*** Opening of Text for analysis ***

    apparently, they figure they’ll actually get upstanding citizens to pay the fine in order to get their very-expensive carts back…

    1. The fruit vendors aren’t selling prepared food, nor are they actually cooking on the street, so they’re subject to different requirements/regulations. I’m pretty sure they fall into the same category as people having perpetual junk sales on the street.

      It probably is much safer for everyone if there is SOME regulation regarding street food vendors. But then again, if the city made it cheaper and less confusing/complicated to become “legit,” I’m pretty sure most of these folks who do this all the time would make the effort to do so.

      1. The solution might be straighforward, then: sell single cherries (or grapes, or pebbles) and offer fine, prepared treats as /gifts/? Seems as legit as crackheads selling whatever garbage they feel free to lay out on the sidewalks of 16th Sreet.

      2. Well, technically the junk sales are illegal too, just a different category of illegal. When I started my own business I found out that if you have more than two YARD SALES per year, you need to have a seller’s permit, and I’m pretty sure you’re supposed to have another permit and/or permission from the property owner if you’re selling on the street. So you can probably, in theory, get fined for any of that stuff, but I don’t think the fine is nearly as high. Could be wrong about that though.

  4. Yea, the same people who are behind the fruit carts have to be the people behind the pesky solicitors for various causes in the neighborhoods. Its actually kind of creepy these organized soliciting cabals. Meanwhile sexy soup lady gets hammered.

  5. too bad about the shut down, but you can’t really blame the neighbors if that’s who called the cops.

    it’s a bunch of apartments on that tiny alley, lots of people live there…even though the park is across. who would want their quiet residential street packed with people, no matter haw tasty, fun, nice, hip, cool, friendly or sweet the scene might be? no one.
*** Close of Text for analysis ***
*** Opening of Record set ***
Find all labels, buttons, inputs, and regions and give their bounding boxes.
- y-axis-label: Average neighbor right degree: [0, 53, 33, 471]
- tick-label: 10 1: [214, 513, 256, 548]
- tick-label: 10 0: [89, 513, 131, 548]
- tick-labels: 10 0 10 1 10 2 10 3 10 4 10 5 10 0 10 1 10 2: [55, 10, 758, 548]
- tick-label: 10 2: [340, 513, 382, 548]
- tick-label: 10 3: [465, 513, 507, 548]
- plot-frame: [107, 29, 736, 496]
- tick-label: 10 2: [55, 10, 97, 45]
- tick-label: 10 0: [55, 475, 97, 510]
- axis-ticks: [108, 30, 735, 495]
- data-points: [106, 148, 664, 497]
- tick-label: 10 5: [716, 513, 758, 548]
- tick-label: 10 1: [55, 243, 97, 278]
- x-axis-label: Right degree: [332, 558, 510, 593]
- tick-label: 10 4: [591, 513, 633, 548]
*** Close of Record set ***
Answer these questions about the comments on street vendors:
1. Why are the fruit vendors subject to different regulations?
2. How many yard sales per year can you hold before you need a seller's permit?
3. What is across from the tiny alley with the apartments?

1. They aren't selling prepared food, and they aren't cooking on the street.
2. Two. Holding more than two yard sales per year requires a seller's permit.
3. The park.